◆ **Source**

# Sony HX750 DVR - Guideplus/Host Channel problem



## Shrimp (30 Jun 2007)

Apologies for posting another techie question which should probably be directed at a specialist forum, but seeing as the Sony HX750 DVR seems to be a popular enough model in Ireland I was hoping to find someone who has successfuly set up their Guideplus on it. I managed to do this fine on another model a few months back but the Guideplus set-up is quite different on the Sony. I'm fairly certain I have everything right up to the point where I choose my host channel settings. (eg I've told it I'm in the UK, I've put in a Belfast postal code, I've selected NTL Cable and Sky Digital in the settings, even though I only have NTL, etc. The DVR is able to change channels when it sends a signal in the set-up process, which suggests everything's fine up to this point).When I go to the host channel set-up section I'm asked to choose a 'Source', either Tuner, Ext Rec 1 or Ext Rec 2. I actually haven't a clue what I'm meant to choose here, but I've tried all three! I know I have to use ITV as my host channel - when it asks me to choose a 'Programme number' do I put in 3, ie the position where I've put ITV on my DVR/TV? If not, what number do I put in? If there's any one out there who's solved this problem I'd love to hear the solution - thanks!


----------



## cinders (2 Jul 2007)

hi Shrimp - don't have an answer on this, but I would like to know if you got this sorted.  We just got the HX750 DVR also but haven't managed to set up the guideplus or timer recorder yet! I've had a look at the website but am none the wiser on how it all works.


----------



## norbert (6 Jul 2007)

◆ **Objective A**
In the forum thread, which TV service does Shrimp say they actually have?

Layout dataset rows
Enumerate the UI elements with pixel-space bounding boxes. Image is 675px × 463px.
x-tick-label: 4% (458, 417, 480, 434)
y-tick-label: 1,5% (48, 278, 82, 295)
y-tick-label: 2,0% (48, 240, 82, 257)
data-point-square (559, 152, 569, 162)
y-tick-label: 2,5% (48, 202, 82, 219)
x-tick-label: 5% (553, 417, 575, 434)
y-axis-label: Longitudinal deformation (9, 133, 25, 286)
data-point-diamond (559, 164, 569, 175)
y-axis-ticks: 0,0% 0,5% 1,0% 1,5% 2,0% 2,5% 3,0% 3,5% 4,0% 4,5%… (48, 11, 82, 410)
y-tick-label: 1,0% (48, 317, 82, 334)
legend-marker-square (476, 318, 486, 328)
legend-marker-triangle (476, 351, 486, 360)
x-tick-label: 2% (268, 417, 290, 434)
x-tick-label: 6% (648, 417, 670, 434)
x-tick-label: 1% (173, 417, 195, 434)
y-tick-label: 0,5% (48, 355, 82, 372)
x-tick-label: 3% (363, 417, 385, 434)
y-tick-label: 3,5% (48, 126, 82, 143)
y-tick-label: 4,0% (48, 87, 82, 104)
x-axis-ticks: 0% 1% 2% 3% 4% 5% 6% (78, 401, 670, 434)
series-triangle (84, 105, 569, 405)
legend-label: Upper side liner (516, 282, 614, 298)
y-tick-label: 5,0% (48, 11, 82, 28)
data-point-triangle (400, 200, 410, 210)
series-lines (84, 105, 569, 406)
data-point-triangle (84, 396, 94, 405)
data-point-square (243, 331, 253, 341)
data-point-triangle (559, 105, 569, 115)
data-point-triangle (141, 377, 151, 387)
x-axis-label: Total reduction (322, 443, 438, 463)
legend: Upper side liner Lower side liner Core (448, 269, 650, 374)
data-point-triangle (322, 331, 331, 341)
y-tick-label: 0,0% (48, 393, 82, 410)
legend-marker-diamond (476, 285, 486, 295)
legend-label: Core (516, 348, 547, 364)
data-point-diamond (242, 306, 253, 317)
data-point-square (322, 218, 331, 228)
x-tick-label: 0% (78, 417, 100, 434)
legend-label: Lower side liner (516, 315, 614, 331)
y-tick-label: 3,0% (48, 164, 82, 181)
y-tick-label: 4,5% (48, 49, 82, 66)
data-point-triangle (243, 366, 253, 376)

◆ **Objective B**
Output the rows exactly as they appear, starting with the first row and going on through the row containing "y-tick-label: 5,0% (48, 11, 82, 28)", with both ends included.

◆ **Written solution A**
NTL

◆ **Written solution B**
Enumerate the UI elements with pixel-space bounding boxes. Image is 675px × 463px.
x-tick-label: 4% (458, 417, 480, 434)
y-tick-label: 1,5% (48, 278, 82, 295)
y-tick-label: 2,0% (48, 240, 82, 257)
data-point-square (559, 152, 569, 162)
y-tick-label: 2,5% (48, 202, 82, 219)
x-tick-label: 5% (553, 417, 575, 434)
y-axis-label: Longitudinal deformation (9, 133, 25, 286)
data-point-diamond (559, 164, 569, 175)
y-axis-ticks: 0,0% 0,5% 1,0% 1,5% 2,0% 2,5% 3,0% 3,5% 4,0% 4,5%… (48, 11, 82, 410)
y-tick-label: 1,0% (48, 317, 82, 334)
legend-marker-square (476, 318, 486, 328)
legend-marker-triangle (476, 351, 486, 360)
x-tick-label: 2% (268, 417, 290, 434)
x-tick-label: 6% (648, 417, 670, 434)
x-tick-label: 1% (173, 417, 195, 434)
y-tick-label: 0,5% (48, 355, 82, 372)
x-tick-label: 3% (363, 417, 385, 434)
y-tick-label: 3,5% (48, 126, 82, 143)
y-tick-label: 4,0% (48, 87, 82, 104)
x-axis-ticks: 0% 1% 2% 3% 4% 5% 6% (78, 401, 670, 434)
series-triangle (84, 105, 569, 405)
legend-label: Upper side liner (516, 282, 614, 298)
y-tick-label: 5,0% (48, 11, 82, 28)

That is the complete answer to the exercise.